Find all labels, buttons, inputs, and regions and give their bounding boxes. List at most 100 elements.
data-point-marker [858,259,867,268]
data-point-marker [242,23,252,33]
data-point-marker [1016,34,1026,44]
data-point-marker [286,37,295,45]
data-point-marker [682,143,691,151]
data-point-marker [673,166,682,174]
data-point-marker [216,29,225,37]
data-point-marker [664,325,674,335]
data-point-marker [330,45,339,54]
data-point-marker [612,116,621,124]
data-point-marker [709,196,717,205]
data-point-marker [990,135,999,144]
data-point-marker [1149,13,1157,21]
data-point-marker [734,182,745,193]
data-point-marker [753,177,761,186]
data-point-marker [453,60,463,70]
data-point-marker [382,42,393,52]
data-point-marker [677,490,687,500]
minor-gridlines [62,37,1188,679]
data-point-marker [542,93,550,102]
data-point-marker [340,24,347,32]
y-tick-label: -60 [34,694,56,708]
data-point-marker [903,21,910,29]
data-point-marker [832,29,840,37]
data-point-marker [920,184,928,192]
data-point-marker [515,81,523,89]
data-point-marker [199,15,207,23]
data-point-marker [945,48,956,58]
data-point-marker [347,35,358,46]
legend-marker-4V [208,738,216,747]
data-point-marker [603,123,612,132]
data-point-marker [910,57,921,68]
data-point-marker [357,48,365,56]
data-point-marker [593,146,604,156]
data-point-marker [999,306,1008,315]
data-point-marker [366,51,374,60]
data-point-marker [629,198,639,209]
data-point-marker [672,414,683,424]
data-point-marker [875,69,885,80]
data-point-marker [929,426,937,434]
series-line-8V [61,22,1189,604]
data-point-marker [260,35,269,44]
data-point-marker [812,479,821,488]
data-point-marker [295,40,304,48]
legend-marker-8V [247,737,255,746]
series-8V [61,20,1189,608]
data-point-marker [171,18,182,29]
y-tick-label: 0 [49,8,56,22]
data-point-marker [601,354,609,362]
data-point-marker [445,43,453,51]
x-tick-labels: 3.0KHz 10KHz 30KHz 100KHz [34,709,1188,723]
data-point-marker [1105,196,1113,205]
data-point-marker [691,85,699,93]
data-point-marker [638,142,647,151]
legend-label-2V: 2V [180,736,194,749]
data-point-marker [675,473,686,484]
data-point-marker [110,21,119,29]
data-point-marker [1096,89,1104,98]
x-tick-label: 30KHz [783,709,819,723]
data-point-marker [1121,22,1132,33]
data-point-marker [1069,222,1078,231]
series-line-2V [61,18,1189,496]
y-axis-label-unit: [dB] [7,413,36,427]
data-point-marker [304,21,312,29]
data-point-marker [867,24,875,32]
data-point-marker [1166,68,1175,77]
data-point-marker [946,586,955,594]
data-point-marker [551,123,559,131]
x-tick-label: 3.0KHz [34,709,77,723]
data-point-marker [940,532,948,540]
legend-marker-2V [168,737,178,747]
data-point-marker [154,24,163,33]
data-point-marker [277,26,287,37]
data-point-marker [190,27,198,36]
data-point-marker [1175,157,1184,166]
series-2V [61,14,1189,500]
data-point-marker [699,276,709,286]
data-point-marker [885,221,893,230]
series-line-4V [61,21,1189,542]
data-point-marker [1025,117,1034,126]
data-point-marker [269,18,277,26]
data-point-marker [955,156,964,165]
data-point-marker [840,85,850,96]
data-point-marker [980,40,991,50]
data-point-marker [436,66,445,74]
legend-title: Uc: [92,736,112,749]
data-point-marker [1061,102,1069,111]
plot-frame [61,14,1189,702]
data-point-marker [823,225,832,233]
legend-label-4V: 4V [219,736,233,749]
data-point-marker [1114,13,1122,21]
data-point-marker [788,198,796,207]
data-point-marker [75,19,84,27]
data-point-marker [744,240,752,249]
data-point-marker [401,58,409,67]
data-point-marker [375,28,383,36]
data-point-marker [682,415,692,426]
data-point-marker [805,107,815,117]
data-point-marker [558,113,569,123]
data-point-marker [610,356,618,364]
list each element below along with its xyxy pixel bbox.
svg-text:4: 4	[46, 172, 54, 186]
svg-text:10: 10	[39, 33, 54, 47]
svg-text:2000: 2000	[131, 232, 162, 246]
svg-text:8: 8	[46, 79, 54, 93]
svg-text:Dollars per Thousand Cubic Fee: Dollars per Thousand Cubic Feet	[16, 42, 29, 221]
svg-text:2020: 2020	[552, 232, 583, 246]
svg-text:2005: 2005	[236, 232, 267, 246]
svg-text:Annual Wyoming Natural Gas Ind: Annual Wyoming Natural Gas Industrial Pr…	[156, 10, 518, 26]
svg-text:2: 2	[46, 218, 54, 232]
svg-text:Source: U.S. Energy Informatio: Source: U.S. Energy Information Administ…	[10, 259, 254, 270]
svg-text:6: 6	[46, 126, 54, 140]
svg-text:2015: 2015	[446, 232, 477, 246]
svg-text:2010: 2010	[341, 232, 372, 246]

---*---

▸ Short problem
Reproduce the lines verbatim, starting at the very first line and ending at the line that contains "legend-marker-4V [208,738,216,747]", both included.

▸ Result of the task
Find all labels, buttons, inputs, and regions and give their bounding boxes. List at most 100 elements.
data-point-marker [858,259,867,268]
data-point-marker [242,23,252,33]
data-point-marker [1016,34,1026,44]
data-point-marker [286,37,295,45]
data-point-marker [682,143,691,151]
data-point-marker [673,166,682,174]
data-point-marker [216,29,225,37]
data-point-marker [664,325,674,335]
data-point-marker [330,45,339,54]
data-point-marker [612,116,621,124]
data-point-marker [709,196,717,205]
data-point-marker [990,135,999,144]
data-point-marker [1149,13,1157,21]
data-point-marker [734,182,745,193]
data-point-marker [753,177,761,186]
data-point-marker [453,60,463,70]
data-point-marker [382,42,393,52]
data-point-marker [677,490,687,500]
minor-gridlines [62,37,1188,679]
data-point-marker [542,93,550,102]
data-point-marker [340,24,347,32]
y-tick-label: -60 [34,694,56,708]
data-point-marker [903,21,910,29]
data-point-marker [832,29,840,37]
data-point-marker [920,184,928,192]
data-point-marker [515,81,523,89]
data-point-marker [199,15,207,23]
data-point-marker [945,48,956,58]
data-point-marker [347,35,358,46]
legend-marker-4V [208,738,216,747]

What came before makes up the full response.